───── DATA TO PROCESS ─────

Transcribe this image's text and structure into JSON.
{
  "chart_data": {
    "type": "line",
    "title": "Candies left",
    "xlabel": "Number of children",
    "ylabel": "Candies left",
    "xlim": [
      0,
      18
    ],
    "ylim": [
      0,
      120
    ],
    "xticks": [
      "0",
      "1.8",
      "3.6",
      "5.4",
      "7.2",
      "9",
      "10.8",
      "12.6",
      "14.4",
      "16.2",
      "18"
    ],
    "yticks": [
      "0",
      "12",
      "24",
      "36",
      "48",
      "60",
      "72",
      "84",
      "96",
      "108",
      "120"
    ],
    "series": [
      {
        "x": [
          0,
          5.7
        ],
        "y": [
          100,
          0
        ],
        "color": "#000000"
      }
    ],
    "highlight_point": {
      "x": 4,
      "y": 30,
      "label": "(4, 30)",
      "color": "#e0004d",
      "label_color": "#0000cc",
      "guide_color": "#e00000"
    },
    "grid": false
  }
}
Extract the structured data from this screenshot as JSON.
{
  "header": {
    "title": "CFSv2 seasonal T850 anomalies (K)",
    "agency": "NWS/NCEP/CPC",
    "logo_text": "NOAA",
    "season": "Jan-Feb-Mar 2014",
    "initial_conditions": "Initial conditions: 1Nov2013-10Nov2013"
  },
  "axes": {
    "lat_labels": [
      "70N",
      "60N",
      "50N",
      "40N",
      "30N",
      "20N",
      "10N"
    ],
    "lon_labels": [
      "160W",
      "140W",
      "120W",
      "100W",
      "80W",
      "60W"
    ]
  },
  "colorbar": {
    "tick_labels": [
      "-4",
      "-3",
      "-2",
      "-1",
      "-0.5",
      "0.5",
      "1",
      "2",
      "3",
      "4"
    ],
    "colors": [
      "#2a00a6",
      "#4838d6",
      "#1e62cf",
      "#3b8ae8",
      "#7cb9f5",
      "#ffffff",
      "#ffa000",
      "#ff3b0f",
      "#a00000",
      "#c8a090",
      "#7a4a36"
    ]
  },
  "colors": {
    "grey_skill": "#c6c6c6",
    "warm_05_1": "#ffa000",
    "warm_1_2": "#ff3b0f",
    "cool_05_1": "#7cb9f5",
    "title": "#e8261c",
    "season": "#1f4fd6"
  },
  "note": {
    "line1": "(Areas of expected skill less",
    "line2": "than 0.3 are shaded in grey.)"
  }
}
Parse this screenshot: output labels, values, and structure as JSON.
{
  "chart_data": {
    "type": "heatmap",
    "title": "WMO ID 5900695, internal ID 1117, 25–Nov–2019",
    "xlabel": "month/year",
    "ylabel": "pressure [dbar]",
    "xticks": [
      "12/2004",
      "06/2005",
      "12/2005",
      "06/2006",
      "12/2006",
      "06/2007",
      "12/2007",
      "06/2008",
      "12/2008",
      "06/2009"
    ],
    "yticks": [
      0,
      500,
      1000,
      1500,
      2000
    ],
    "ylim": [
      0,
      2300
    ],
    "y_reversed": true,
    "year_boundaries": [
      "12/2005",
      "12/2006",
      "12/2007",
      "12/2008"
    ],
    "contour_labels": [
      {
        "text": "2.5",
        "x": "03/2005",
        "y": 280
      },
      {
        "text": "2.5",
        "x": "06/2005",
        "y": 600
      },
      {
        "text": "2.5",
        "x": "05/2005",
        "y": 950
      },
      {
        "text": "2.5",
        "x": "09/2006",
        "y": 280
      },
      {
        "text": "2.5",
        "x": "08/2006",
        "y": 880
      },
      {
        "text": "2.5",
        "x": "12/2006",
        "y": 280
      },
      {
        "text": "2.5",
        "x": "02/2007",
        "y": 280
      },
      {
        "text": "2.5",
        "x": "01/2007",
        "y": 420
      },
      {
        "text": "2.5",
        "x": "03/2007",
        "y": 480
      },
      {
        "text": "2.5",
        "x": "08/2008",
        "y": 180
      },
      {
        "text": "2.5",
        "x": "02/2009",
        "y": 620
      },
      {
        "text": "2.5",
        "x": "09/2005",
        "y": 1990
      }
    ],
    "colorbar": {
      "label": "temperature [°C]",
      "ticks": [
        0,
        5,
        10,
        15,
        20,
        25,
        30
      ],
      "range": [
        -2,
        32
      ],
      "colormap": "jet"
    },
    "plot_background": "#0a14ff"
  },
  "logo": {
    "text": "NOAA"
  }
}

─────

Make an exact copy of the listing, including every line.

Transcribe this image's text and structure into JSON.
{
  "chart_data": {
    "type": "line",
    "title": "Candies left",
    "xlabel": "Number of children",
    "ylabel": "Candies left",
    "xlim": [
      0,
      18
    ],
    "ylim": [
      0,
      120
    ],
    "xticks": [
      "0",
      "1.8",
      "3.6",
      "5.4",
      "7.2",
      "9",
      "10.8",
      "12.6",
      "14.4",
      "16.2",
      "18"
    ],
    "yticks": [
      "0",
      "12",
      "24",
      "36",
      "48",
      "60",
      "72",
      "84",
      "96",
      "108",
      "120"
    ],
    "series": [
      {
        "x": [
          0,
          5.7
        ],
        "y": [
          100,
          0
        ],
        "color": "#000000"
      }
    ],
    "highlight_point": {
      "x": 4,
      "y": 30,
      "label": "(4, 30)",
      "color": "#e0004d",
      "label_color": "#0000cc",
      "guide_color": "#e00000"
    },
    "grid": false
  }
}
Extract the structured data from this screenshot as JSON.
{
  "header": {
    "title": "CFSv2 seasonal T850 anomalies (K)",
    "agency": "NWS/NCEP/CPC",
    "logo_text": "NOAA",
    "season": "Jan-Feb-Mar 2014",
    "initial_conditions": "Initial conditions: 1Nov2013-10Nov2013"
  },
  "axes": {
    "lat_labels": [
      "70N",
      "60N",
      "50N",
      "40N",
      "30N",
      "20N",
      "10N"
    ],
    "lon_labels": [
      "160W",
      "140W",
      "120W",
      "100W",
      "80W",
      "60W"
    ]
  },
  "colorbar": {
    "tick_labels": [
      "-4",
      "-3",
      "-2",
      "-1",
      "-0.5",
      "0.5",
      "1",
      "2",
      "3",
      "4"
    ],
    "colors": [
      "#2a00a6",
      "#4838d6",
      "#1e62cf",
      "#3b8ae8",
      "#7cb9f5",
      "#ffffff",
      "#ffa000",
      "#ff3b0f",
      "#a00000",
      "#c8a090",
      "#7a4a36"
    ]
  },
  "colors": {
    "grey_skill": "#c6c6c6",
    "warm_05_1": "#ffa000",
    "warm_1_2": "#ff3b0f",
    "cool_05_1": "#7cb9f5",
    "title": "#e8261c",
    "season": "#1f4fd6"
  },
  "note": {
    "line1": "(Areas of expected skill less",
    "line2": "than 0.3 are shaded in grey.)"
  }
}
Parse this screenshot: output labels, values, and structure as JSON.
{
  "chart_data": {
    "type": "heatmap",
    "title": "WMO ID 5900695, internal ID 1117, 25–Nov–2019",
    "xlabel": "month/year",
    "ylabel": "pressure [dbar]",
    "xticks": [
      "12/2004",
      "06/2005",
      "12/2005",
      "06/2006",
      "12/2006",
      "06/2007",
      "12/2007",
      "06/2008",
      "12/2008",
      "06/2009"
    ],
    "yticks": [
      0,
      500,
      1000,
      1500,
      2000
    ],
    "ylim": [
      0,
      2300
    ],
    "y_reversed": true,
    "year_boundaries": [
      "12/2005",
      "12/2006",
      "12/2007",
      "12/2008"
    ],
    "contour_labels": [
      {
        "text": "2.5",
        "x": "03/2005",
        "y": 280
      },
      {
        "text": "2.5",
        "x": "06/2005",
        "y": 600
      },
      {
        "text": "2.5",
        "x": "05/2005",
        "y": 950
      },
      {
        "text": "2.5",
        "x": "09/2006",
        "y": 280
      },
      {
        "text": "2.5",
        "x": "08/2006",
        "y": 880
      },
      {
        "text": "2.5",
        "x": "12/2006",
        "y": 280
      },
      {
        "text": "2.5",
        "x": "02/2007",
        "y": 280
      },
      {
        "text": "2.5",
        "x": "01/2007",
        "y": 420
      },
      {
        "text": "2.5",
        "x": "03/2007",
        "y": 480
      },
      {
        "text": "2.5",
        "x": "08/2008",
        "y": 180
      },
      {
        "text": "2.5",
        "x": "02/2009",
        "y": 620
      },
      {
        "text": "2.5",
        "x": "09/2005",
        "y": 1990
      }
    ],
    "colorbar": {
      "label": "temperature [°C]",
      "ticks": [
        0,
        5,
        10,
        15,
        20,
        25,
        30
      ],
      "range": [
        -2,
        32
      ],
      "colormap": "jet"
    },
    "plot_background": "#0a14ff"
  },
  "logo": {
    "text": "NOAA"
  }
}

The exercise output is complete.